Written task:
From the listing below, return each line that includes "ylabel".

Input for this task:

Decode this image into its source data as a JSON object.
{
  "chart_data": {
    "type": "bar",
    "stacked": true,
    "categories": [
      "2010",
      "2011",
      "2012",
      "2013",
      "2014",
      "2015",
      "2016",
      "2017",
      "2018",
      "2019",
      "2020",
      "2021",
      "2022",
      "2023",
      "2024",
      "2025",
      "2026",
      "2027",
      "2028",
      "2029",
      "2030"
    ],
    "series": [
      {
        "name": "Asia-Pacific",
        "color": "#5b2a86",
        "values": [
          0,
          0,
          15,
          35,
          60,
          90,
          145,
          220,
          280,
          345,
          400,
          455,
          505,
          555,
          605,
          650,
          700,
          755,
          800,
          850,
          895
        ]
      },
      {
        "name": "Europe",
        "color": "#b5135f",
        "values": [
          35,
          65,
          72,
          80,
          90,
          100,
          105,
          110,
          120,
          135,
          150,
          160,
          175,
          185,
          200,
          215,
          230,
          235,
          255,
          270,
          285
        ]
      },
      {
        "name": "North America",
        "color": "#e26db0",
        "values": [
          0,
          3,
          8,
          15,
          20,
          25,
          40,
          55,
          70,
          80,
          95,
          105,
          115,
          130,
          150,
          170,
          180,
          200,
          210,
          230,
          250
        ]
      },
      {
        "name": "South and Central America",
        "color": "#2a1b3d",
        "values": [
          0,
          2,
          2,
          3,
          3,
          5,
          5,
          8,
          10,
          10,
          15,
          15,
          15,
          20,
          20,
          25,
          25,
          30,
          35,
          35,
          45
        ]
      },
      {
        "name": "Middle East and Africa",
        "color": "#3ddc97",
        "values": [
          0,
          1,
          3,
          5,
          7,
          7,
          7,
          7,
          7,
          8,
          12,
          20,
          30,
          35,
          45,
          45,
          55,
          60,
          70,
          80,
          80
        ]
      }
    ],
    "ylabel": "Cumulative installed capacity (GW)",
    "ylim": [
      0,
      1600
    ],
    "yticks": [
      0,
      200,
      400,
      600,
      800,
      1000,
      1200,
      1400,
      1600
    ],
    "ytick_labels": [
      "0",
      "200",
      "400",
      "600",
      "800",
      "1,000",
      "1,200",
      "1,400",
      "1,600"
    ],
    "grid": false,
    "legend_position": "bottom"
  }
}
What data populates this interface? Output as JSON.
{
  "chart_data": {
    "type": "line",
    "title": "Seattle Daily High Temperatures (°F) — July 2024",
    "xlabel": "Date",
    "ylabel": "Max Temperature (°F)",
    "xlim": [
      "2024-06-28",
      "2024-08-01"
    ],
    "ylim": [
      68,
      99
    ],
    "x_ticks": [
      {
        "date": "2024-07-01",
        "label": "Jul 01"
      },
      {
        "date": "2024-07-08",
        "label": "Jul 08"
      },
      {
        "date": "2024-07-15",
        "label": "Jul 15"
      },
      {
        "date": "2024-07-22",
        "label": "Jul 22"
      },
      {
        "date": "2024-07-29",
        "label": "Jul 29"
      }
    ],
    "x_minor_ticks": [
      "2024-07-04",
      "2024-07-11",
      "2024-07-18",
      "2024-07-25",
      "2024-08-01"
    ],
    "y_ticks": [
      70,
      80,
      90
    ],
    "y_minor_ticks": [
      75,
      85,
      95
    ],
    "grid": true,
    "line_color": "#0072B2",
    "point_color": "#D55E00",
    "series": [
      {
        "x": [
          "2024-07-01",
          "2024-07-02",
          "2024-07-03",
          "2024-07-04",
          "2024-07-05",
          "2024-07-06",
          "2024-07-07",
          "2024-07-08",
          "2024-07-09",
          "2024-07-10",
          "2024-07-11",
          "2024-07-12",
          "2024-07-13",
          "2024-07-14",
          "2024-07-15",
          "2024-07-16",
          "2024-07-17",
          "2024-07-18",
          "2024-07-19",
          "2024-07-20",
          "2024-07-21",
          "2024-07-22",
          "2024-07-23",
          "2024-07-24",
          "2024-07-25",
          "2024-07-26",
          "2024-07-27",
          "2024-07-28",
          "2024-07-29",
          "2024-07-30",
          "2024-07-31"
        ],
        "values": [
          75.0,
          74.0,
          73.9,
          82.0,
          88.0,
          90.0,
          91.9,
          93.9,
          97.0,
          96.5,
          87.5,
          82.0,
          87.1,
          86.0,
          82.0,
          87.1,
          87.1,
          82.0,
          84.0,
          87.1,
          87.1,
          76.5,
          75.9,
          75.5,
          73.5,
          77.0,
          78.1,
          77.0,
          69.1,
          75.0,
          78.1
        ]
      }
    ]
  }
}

Written response:
    "ylabel": "Cumulative installed capacity (GW)",
    "ylabel": "Max Temperature (°F)",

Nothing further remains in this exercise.